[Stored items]
+ + +

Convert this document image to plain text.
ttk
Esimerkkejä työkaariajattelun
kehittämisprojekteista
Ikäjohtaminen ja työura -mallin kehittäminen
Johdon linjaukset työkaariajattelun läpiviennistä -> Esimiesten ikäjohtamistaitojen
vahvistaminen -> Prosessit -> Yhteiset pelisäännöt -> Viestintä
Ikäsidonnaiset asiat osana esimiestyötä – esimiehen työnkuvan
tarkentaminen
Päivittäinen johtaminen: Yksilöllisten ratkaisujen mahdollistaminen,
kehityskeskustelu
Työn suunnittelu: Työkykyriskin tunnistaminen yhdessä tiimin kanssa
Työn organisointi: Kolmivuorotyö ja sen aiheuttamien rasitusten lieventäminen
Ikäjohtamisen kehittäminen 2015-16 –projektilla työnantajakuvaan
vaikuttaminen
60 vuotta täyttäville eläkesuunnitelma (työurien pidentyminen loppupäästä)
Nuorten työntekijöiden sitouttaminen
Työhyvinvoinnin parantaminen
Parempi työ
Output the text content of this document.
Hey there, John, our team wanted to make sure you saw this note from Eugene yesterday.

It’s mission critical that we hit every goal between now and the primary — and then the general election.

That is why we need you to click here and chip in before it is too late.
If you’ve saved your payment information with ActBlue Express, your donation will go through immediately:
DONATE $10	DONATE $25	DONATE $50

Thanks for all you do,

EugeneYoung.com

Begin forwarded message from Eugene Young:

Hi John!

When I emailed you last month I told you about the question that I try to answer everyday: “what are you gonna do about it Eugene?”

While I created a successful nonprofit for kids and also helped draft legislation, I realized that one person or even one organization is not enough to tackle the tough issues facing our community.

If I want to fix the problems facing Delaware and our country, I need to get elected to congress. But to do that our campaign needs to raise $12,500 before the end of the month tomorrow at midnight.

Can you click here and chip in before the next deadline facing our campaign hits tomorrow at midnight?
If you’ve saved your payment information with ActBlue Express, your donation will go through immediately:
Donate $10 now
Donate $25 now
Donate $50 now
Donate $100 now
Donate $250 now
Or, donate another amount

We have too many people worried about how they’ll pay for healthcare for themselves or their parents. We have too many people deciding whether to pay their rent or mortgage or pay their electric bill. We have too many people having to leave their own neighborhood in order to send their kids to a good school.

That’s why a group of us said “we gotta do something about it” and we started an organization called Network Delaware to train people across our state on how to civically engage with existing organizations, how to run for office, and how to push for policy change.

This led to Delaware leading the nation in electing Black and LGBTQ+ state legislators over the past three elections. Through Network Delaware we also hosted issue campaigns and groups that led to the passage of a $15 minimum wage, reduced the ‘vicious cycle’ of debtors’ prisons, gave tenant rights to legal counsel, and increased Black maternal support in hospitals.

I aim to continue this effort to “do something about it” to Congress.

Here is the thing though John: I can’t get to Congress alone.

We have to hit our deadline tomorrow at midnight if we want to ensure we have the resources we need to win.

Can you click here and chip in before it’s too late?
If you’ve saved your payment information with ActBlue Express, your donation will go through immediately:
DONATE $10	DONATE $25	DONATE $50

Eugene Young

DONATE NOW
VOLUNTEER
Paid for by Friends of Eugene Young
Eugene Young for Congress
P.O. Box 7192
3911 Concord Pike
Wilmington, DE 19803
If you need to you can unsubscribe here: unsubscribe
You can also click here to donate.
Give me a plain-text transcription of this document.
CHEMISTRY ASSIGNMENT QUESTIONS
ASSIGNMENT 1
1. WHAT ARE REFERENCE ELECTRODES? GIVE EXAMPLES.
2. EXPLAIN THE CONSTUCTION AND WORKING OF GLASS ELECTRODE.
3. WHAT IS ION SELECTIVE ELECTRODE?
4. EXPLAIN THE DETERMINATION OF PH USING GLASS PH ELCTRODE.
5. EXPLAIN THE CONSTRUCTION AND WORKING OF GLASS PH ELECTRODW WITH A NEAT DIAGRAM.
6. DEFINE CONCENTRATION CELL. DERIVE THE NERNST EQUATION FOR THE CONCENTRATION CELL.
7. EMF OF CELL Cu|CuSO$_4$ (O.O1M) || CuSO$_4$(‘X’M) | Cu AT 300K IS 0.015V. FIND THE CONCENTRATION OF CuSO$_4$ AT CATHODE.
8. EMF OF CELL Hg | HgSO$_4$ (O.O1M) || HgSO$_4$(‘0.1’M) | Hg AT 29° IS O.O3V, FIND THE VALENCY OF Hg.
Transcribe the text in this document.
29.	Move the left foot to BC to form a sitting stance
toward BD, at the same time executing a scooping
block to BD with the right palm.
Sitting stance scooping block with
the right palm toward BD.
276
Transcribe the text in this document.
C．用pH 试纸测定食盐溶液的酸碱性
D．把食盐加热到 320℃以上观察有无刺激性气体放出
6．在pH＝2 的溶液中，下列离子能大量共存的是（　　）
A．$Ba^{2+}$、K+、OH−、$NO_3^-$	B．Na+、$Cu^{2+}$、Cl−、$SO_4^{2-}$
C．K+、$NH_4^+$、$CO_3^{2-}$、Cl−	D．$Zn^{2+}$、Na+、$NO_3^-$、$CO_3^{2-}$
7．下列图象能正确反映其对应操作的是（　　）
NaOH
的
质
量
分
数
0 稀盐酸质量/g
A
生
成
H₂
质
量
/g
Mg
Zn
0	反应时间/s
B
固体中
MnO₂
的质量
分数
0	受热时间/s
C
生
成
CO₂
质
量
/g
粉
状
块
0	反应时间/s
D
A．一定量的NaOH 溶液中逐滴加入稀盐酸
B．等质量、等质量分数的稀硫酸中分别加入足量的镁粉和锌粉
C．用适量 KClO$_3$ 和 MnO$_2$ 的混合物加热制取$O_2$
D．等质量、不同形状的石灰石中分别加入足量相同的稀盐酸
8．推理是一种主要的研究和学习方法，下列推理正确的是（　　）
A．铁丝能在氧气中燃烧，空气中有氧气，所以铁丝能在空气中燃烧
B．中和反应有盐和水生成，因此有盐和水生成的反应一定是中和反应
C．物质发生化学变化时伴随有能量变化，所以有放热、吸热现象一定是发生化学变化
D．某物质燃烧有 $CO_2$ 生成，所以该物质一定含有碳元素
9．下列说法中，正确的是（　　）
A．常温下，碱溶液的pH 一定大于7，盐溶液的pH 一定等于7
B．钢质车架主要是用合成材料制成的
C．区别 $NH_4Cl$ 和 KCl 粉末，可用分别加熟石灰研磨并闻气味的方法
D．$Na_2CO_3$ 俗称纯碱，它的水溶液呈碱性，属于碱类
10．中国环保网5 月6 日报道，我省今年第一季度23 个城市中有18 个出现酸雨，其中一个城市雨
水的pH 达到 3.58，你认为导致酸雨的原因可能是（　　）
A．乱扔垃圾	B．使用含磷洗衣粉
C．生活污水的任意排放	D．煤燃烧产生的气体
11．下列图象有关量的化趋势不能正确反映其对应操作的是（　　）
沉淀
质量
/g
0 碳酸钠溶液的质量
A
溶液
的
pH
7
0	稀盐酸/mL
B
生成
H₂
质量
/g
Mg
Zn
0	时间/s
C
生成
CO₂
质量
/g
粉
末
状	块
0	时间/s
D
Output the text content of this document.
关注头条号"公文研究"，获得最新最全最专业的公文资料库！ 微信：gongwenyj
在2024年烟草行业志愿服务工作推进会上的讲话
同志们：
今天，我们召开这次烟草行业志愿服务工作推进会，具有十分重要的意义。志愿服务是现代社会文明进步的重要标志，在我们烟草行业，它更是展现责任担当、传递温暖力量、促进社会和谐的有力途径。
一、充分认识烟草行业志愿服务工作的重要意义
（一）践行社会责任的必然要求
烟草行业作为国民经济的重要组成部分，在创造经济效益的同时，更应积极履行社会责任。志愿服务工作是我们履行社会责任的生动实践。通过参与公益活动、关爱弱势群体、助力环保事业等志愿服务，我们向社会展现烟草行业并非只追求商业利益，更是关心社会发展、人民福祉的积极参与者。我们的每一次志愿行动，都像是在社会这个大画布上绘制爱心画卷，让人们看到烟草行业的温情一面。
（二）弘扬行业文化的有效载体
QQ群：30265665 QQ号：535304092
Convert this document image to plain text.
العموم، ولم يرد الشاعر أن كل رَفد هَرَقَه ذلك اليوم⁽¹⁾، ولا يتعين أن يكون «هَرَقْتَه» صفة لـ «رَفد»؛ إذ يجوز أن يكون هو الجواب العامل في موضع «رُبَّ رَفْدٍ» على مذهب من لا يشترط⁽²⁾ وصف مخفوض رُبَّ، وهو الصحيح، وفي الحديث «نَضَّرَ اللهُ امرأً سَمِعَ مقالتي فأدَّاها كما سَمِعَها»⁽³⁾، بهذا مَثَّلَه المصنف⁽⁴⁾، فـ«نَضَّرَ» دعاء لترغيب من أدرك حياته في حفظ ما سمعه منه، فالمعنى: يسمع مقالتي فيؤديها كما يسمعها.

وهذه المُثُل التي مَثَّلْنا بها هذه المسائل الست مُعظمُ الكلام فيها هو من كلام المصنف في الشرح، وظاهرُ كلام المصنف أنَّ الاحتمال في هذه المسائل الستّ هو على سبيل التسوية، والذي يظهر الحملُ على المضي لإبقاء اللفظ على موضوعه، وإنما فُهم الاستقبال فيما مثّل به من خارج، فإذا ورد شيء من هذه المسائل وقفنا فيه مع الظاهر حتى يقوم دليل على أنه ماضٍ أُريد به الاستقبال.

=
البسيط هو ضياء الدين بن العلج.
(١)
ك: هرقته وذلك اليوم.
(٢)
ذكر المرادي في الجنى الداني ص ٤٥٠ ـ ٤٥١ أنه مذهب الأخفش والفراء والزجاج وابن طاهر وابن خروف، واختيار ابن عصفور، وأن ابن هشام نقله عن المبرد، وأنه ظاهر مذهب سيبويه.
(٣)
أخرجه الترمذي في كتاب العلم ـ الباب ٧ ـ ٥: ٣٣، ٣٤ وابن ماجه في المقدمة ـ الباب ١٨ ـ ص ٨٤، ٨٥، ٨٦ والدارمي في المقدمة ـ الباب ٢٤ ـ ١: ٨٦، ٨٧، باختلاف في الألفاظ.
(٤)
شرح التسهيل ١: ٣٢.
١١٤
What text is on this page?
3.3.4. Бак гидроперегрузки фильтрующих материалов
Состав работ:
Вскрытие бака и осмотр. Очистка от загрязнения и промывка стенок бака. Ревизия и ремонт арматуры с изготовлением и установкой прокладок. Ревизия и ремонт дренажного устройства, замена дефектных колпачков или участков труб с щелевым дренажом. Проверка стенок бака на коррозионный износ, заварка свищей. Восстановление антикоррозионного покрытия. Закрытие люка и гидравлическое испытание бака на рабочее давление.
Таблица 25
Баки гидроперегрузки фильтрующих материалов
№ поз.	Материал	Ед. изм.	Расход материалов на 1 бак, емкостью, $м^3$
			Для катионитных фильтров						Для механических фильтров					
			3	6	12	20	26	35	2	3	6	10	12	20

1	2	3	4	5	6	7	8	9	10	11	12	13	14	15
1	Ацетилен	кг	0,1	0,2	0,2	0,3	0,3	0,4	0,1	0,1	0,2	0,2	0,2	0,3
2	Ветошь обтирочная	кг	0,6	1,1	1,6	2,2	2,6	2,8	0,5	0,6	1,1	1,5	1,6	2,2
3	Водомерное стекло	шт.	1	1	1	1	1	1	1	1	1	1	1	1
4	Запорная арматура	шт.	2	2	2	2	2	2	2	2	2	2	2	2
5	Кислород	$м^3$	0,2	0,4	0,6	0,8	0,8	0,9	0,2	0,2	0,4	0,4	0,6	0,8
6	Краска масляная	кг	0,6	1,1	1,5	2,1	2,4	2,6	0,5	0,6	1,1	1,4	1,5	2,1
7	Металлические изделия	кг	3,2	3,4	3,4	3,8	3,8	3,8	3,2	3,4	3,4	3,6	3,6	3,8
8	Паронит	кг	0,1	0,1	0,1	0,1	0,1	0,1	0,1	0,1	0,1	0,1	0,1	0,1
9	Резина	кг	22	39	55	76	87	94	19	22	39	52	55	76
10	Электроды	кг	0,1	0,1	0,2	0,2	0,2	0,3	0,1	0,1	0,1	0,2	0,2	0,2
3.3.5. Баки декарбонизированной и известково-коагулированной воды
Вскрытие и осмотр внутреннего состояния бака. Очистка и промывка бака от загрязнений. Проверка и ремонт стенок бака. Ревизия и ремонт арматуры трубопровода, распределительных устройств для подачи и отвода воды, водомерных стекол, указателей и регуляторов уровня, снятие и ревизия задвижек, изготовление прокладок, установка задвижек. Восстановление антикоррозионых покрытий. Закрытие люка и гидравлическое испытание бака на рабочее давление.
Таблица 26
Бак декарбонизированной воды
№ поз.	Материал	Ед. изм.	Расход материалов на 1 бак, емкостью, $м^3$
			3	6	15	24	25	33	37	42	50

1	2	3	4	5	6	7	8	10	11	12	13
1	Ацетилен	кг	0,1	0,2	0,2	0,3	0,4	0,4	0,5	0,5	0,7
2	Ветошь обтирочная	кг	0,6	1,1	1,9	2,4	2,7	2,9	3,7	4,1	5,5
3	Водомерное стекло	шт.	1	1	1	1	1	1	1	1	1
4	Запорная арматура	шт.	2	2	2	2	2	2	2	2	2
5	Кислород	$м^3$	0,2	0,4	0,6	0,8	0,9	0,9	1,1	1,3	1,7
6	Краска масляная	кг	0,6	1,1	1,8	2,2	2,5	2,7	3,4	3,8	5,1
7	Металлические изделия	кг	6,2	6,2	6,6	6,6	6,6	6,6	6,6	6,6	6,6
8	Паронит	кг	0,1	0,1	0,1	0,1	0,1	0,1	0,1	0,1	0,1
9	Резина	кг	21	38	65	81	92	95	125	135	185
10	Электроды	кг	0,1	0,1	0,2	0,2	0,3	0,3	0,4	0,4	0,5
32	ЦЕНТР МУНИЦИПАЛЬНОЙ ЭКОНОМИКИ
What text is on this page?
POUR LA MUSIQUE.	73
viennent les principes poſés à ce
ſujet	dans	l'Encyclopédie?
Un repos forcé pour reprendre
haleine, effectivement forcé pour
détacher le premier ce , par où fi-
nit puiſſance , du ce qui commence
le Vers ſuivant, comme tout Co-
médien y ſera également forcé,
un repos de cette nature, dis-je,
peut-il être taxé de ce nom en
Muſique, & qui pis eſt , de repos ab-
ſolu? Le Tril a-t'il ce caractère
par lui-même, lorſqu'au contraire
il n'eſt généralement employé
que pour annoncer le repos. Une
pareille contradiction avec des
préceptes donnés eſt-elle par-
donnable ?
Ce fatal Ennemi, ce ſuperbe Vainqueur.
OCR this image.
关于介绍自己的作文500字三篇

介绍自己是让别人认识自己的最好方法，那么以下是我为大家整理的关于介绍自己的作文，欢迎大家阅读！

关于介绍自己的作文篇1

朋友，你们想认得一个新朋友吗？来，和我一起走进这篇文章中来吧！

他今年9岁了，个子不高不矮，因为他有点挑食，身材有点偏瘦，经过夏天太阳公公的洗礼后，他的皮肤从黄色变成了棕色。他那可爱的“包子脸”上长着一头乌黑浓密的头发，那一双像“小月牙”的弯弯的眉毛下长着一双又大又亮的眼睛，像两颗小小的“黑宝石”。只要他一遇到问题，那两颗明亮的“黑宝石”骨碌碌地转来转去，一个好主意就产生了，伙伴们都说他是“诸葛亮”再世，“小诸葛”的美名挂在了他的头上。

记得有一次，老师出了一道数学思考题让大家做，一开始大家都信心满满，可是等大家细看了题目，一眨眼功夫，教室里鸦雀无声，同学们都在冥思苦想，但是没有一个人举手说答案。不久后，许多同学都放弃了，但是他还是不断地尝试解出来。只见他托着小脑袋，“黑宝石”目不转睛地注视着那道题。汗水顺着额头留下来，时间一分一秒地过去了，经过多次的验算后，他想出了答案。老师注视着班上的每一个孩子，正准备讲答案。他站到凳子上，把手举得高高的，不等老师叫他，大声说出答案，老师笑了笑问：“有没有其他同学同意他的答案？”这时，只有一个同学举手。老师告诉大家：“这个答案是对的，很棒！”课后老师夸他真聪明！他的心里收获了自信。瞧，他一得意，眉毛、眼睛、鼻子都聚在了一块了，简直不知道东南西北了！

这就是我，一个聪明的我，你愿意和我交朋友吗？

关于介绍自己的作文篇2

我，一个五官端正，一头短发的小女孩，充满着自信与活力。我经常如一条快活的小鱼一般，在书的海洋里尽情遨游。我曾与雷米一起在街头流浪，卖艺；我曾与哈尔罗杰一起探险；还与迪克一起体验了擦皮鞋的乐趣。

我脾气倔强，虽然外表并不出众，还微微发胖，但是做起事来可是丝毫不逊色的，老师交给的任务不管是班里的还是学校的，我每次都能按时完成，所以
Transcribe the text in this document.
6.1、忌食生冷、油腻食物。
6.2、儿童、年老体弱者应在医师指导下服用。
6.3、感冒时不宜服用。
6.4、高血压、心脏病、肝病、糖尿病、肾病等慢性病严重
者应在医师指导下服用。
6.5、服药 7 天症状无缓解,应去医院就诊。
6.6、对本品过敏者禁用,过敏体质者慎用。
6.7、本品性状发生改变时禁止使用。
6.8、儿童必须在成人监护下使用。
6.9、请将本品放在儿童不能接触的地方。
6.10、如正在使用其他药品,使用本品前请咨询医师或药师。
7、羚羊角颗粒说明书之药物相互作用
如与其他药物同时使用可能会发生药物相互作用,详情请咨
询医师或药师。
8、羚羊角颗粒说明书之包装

+ + +

TASK INSTRUCTIONS = Select and copy every line of the listing with the word "люка".

TASK RESPONSE =
Вскрытие бака и осмотр. Очистка от загрязнения и промывка стенок бака. Ревизия и ремонт арматуры с изготовлением и установкой прокладок. Ревизия и ремонт дренажного устройства, замена дефектных колпачков или участков труб с щелевым дренажом. Проверка стенок бака на коррозионный износ, заварка свищей. Восстановление антикоррозионного покрытия. Закрытие люка и гидравлическое испытание бака на рабочее давление.
Вскрытие и осмотр внутреннего состояния бака. Очистка и промывка бака от загрязнений. Проверка и ремонт стенок бака. Ревизия и ремонт арматуры трубопровода, распределительных устройств для подачи и отвода воды, водомерных стекол, указателей и регуляторов уровня, снятие и ревизия задвижек, изготовление прокладок, установка задвижек. Восстановление антикоррозионых покрытий. Закрытие люка и гидравлическое испытание бака на рабочее давление.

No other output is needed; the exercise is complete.